Short problem: Find each line containing the word "text" and report how many there are. Add nothing else.

-------- Data for this task

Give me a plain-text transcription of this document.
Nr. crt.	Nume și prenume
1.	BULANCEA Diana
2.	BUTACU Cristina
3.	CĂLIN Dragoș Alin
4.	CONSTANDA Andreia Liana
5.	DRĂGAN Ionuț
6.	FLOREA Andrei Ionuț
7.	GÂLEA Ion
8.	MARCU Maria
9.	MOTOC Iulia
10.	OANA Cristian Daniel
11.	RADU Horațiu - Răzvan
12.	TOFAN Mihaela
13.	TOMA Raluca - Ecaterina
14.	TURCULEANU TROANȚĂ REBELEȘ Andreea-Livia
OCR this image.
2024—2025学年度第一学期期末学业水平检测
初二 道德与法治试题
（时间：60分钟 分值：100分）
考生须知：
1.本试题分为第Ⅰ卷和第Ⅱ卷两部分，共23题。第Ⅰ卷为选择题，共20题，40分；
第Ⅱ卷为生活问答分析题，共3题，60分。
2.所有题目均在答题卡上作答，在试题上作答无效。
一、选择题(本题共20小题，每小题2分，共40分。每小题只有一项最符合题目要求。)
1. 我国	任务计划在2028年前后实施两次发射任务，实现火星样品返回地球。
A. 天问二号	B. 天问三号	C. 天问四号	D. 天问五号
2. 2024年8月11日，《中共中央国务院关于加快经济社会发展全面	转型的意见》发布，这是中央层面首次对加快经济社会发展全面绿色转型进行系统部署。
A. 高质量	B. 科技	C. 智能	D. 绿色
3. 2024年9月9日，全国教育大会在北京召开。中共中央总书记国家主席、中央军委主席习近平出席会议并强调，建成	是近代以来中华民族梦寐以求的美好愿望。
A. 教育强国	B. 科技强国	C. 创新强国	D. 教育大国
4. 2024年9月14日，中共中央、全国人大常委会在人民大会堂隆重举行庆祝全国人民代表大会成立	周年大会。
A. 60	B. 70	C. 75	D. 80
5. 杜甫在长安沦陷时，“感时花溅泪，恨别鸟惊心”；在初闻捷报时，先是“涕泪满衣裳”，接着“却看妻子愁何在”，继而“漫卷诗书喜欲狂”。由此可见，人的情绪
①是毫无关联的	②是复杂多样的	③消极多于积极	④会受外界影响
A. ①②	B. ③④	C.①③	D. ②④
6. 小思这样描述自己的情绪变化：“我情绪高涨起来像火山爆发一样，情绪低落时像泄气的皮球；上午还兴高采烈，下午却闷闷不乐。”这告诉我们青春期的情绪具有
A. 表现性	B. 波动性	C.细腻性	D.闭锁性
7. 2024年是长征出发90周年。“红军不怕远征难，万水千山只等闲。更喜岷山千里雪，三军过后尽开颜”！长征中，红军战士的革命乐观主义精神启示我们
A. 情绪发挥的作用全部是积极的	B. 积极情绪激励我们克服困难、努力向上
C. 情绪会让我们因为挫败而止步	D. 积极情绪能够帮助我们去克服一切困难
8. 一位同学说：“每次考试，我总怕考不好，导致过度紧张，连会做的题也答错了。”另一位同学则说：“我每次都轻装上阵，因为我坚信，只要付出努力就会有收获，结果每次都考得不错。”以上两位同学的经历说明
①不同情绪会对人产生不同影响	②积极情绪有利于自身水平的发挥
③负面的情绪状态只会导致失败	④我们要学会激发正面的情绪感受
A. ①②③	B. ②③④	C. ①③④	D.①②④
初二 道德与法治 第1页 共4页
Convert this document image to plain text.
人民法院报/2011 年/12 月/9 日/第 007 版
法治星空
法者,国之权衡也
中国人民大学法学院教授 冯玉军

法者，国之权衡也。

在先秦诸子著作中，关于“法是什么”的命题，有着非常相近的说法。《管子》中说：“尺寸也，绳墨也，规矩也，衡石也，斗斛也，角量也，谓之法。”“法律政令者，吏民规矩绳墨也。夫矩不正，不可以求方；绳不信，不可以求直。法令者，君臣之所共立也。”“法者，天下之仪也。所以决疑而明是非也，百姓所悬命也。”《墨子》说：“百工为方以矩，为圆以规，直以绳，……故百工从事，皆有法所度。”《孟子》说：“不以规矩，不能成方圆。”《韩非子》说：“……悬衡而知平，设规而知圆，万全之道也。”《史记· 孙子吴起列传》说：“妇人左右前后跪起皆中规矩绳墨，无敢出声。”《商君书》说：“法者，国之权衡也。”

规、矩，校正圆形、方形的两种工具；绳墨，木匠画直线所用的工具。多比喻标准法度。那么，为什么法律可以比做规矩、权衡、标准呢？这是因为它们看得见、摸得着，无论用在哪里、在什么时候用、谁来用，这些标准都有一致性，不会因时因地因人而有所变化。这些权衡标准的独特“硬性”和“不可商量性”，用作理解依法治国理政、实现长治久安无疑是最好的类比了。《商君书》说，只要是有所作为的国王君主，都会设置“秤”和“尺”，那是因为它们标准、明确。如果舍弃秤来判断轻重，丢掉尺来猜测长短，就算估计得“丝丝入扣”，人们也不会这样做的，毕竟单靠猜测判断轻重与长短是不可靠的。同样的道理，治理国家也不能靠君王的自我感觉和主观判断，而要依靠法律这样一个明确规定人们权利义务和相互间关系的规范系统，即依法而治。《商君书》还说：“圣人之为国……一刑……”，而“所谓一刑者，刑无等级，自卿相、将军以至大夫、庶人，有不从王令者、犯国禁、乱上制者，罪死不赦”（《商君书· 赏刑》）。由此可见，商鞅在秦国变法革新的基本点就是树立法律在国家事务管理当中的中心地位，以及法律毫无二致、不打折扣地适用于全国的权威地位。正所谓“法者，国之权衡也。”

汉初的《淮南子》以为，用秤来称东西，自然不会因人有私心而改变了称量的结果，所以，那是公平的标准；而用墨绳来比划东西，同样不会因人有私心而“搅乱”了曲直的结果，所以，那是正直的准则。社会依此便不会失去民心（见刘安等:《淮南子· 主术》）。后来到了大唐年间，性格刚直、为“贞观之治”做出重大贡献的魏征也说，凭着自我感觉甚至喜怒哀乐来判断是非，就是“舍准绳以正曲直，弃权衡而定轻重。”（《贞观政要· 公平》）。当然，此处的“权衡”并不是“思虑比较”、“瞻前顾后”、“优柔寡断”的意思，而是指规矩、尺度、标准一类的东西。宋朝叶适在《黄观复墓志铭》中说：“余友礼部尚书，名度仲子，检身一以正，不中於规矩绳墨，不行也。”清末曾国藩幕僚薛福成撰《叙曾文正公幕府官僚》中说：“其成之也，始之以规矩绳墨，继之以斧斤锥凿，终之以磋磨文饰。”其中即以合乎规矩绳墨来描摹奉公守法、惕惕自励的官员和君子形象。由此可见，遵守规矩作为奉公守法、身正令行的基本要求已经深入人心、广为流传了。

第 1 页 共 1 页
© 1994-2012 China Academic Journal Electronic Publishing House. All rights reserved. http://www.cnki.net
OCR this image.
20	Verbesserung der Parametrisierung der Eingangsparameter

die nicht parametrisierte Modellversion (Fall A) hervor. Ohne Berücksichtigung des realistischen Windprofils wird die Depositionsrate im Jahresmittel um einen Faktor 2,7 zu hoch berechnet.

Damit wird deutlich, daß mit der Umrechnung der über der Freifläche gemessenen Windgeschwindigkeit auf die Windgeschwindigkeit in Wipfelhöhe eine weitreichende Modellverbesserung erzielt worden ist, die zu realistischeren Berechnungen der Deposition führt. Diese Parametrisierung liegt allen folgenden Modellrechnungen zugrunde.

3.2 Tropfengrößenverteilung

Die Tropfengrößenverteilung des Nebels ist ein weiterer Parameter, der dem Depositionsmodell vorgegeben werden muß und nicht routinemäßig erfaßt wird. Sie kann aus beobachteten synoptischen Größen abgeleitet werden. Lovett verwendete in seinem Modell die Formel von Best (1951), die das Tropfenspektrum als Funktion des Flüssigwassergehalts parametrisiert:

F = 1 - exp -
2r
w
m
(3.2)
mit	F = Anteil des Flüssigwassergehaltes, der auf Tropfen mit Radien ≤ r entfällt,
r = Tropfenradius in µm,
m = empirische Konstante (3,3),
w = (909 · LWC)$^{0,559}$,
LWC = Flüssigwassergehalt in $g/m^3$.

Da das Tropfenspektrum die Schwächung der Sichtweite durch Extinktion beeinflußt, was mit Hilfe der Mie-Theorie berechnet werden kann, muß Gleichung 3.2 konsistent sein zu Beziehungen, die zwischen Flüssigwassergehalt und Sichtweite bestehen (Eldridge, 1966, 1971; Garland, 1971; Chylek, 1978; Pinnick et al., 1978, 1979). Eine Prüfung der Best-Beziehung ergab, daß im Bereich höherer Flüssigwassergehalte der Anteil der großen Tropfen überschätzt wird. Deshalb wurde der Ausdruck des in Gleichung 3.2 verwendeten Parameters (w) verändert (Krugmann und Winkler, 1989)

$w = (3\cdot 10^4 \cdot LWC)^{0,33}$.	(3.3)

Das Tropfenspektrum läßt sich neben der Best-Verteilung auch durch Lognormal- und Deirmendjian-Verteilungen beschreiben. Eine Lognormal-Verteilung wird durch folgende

----------------

Answer to this exercise: 2